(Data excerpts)

▬▬▬▬▬▬

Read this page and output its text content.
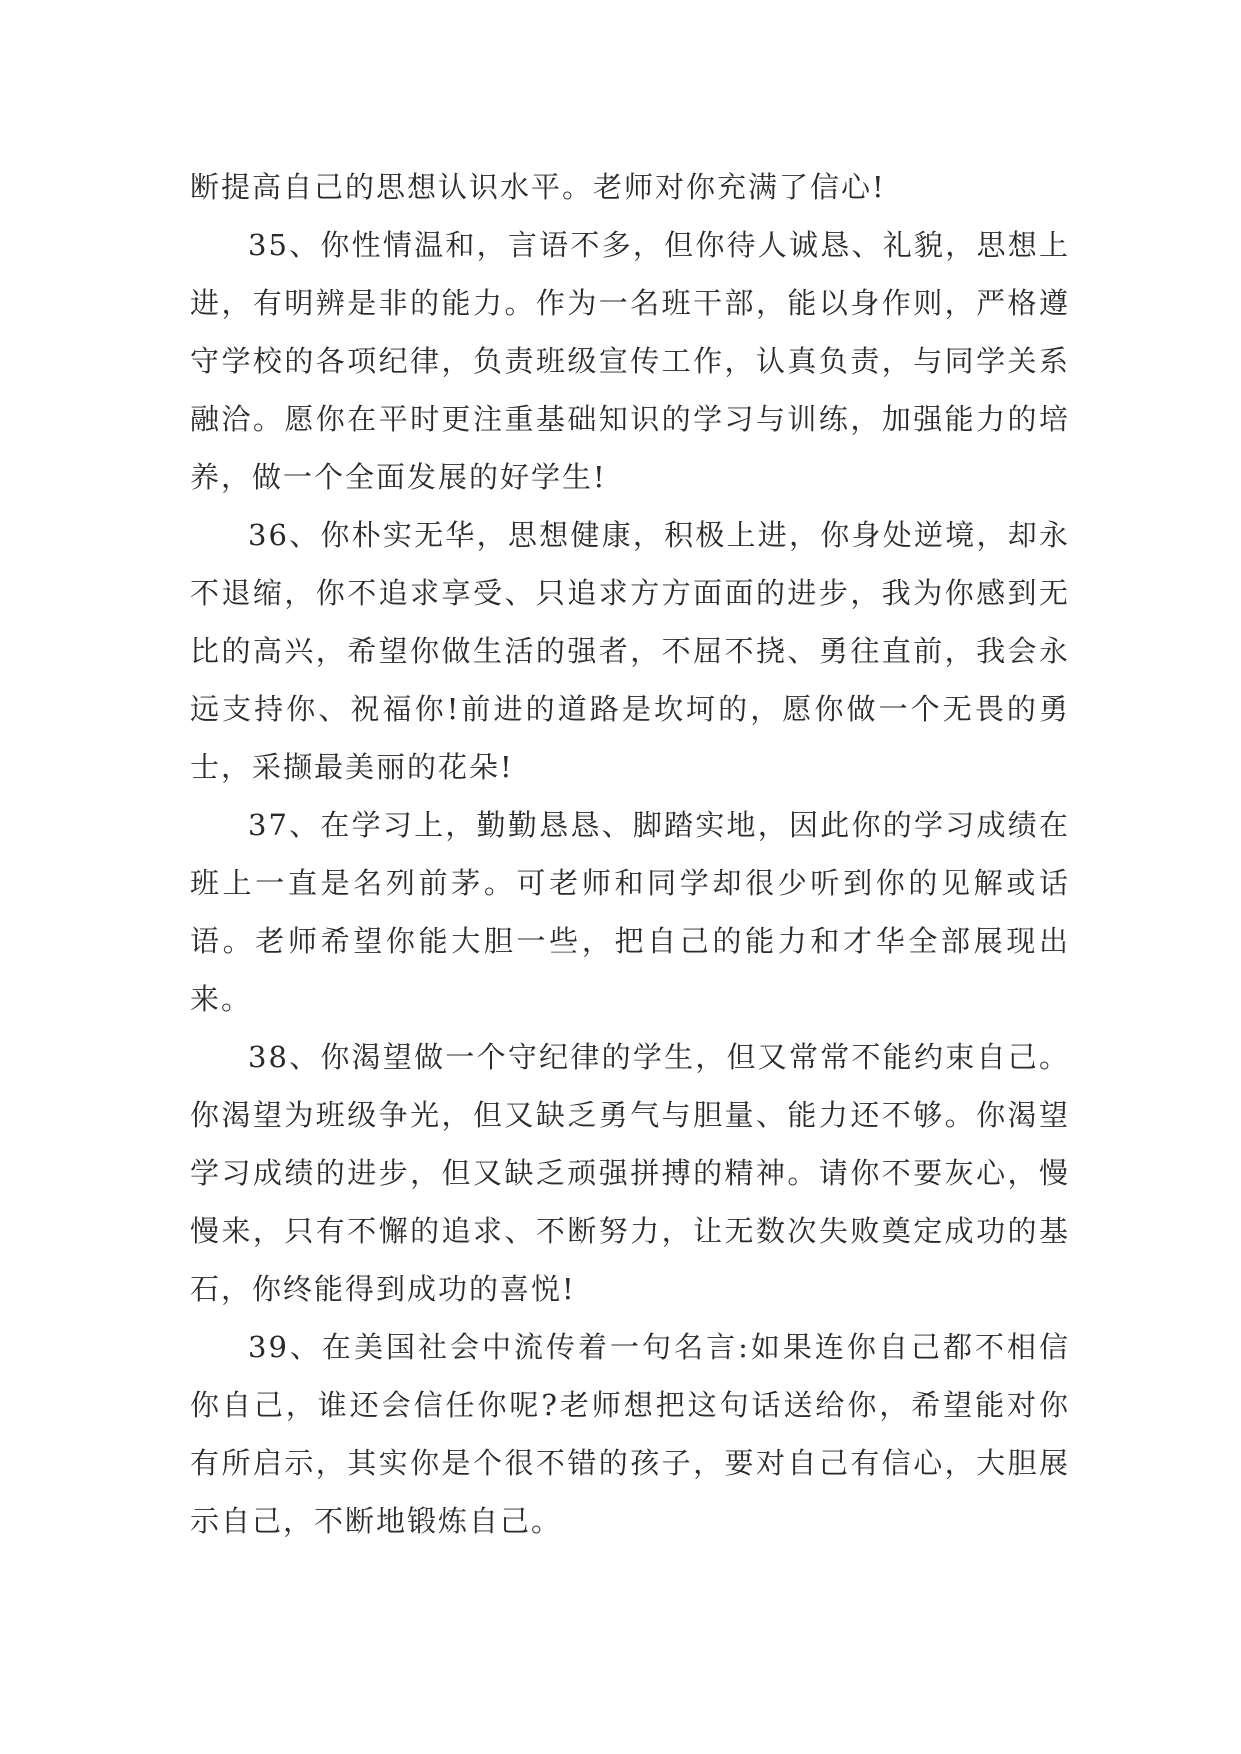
断提高自己的思想认识水平。老师对你充满了信心!

35、你性情温和，言语不多，但你待人诚恳、礼貌，思想上进，有明辨是非的能力。作为一名班干部，能以身作则，严格遵守学校的各项纪律，负责班级宣传工作，认真负责，与同学关系融洽。愿你在平时更注重基础知识的学习与训练，加强能力的培养，做一个全面发展的好学生!

36、你朴实无华，思想健康，积极上进，你身处逆境，却永不退缩，你不追求享受、只追求方方面面的进步，我为你感到无比的高兴，希望你做生活的强者，不屈不挠、勇往直前，我会永远支持你、祝福你!前进的道路是坎坷的，愿你做一个无畏的勇士，采撷最美丽的花朵!

37、在学习上，勤勤恳恳、脚踏实地，因此你的学习成绩在班上一直是名列前茅。可老师和同学却很少听到你的见解或话语。老师希望你能大胆一些，把自己的能力和才华全部展现出来。

38、你渴望做一个守纪律的学生，但又常常不能约束自己。你渴望为班级争光，但又缺乏勇气与胆量、能力还不够。你渴望学习成绩的进步，但又缺乏顽强拼搏的精神。请你不要灰心，慢慢来，只有不懈的追求、不断努力，让无数次失败奠定成功的基石，你终能得到成功的喜悦!

39、在美国社会中流传着一句名言:如果连你自己都不相信你自己，谁还会信任你呢?老师想把这句话送给你，希望能对你有所启示，其实你是个很不错的孩子，要对自己有信心，大胆展示自己，不断地锻炼自己。
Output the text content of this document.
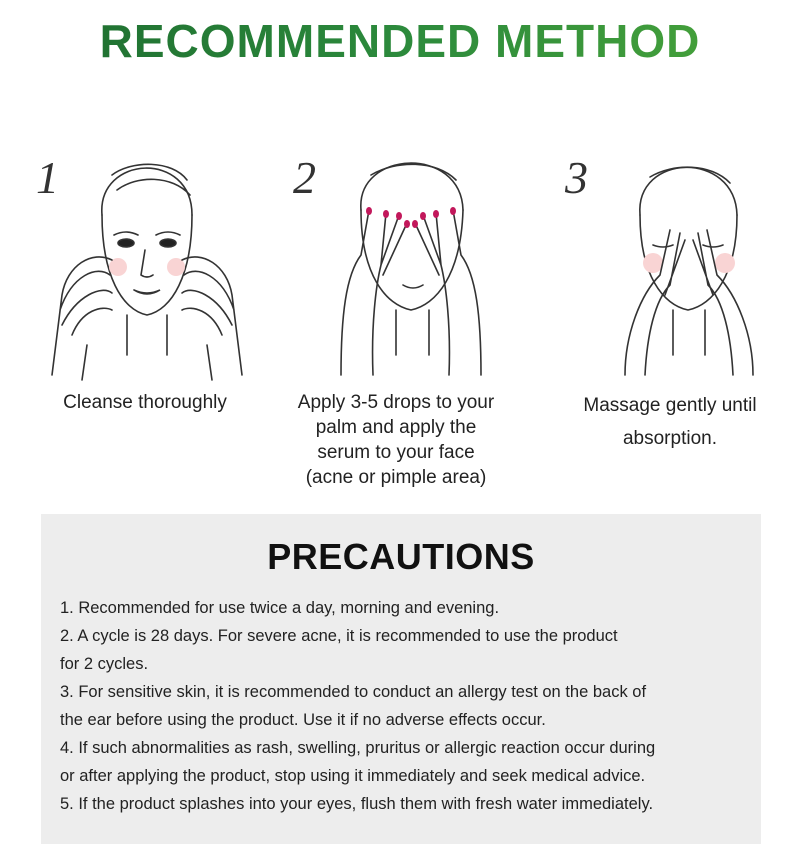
RECOMMENDED METHOD
1
Cleanse thoroughly
2
Apply 3-5 drops to your
palm and apply the
serum to your face
(acne or pimple area)
3
Massage gently until
absorption.
PRECAUTIONS

1. Recommended for use twice a day, morning and evening.

2. A cycle is 28 days. For severe acne, it is recommended to use the product

for 2 cycles.

3. For sensitive skin, it is recommended to conduct an allergy test on the back of

the ear before using the product. Use it if no adverse effects occur.

4. If such abnormalities as rash, swelling, pruritus or allergic reaction occur during

or after applying the product, stop using it immediately and seek medical advice.

5. If the product splashes into your eyes, flush them with fresh water immediately.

▬▬▬▬▬▬

What is being asked:
Each line above is to be copied verbatim. Drop any image from the copy.

The response:
Read this page and output its text content.
断提高自己的思想认识水平。老师对你充满了信心!

35、你性情温和，言语不多，但你待人诚恳、礼貌，思想上进，有明辨是非的能力。作为一名班干部，能以身作则，严格遵守学校的各项纪律，负责班级宣传工作，认真负责，与同学关系融洽。愿你在平时更注重基础知识的学习与训练，加强能力的培养，做一个全面发展的好学生!

36、你朴实无华，思想健康，积极上进，你身处逆境，却永不退缩，你不追求享受、只追求方方面面的进步，我为你感到无比的高兴，希望你做生活的强者，不屈不挠、勇往直前，我会永远支持你、祝福你!前进的道路是坎坷的，愿你做一个无畏的勇士，采撷最美丽的花朵!

37、在学习上，勤勤恳恳、脚踏实地，因此你的学习成绩在班上一直是名列前茅。可老师和同学却很少听到你的见解或话语。老师希望你能大胆一些，把自己的能力和才华全部展现出来。

38、你渴望做一个守纪律的学生，但又常常不能约束自己。你渴望为班级争光，但又缺乏勇气与胆量、能力还不够。你渴望学习成绩的进步，但又缺乏顽强拼搏的精神。请你不要灰心，慢慢来，只有不懈的追求、不断努力，让无数次失败奠定成功的基石，你终能得到成功的喜悦!

39、在美国社会中流传着一句名言:如果连你自己都不相信你自己，谁还会信任你呢?老师想把这句话送给你，希望能对你有所启示，其实你是个很不错的孩子，要对自己有信心，大胆展示自己，不断地锻炼自己。
Output the text content of this document.
RECOMMENDED METHOD
1
Cleanse thoroughly
2
Apply 3-5 drops to your
palm and apply the
serum to your face
(acne or pimple area)
3
Massage gently until
absorption.
PRECAUTIONS

1. Recommended for use twice a day, morning and evening.

2. A cycle is 28 days. For severe acne, it is recommended to use the product

for 2 cycles.

3. For sensitive skin, it is recommended to conduct an allergy test on the back of

the ear before using the product. Use it if no adverse effects occur.

4. If such abnormalities as rash, swelling, pruritus or allergic reaction occur during

or after applying the product, stop using it immediately and seek medical advice.

5. If the product splashes into your eyes, flush them with fresh water immediately.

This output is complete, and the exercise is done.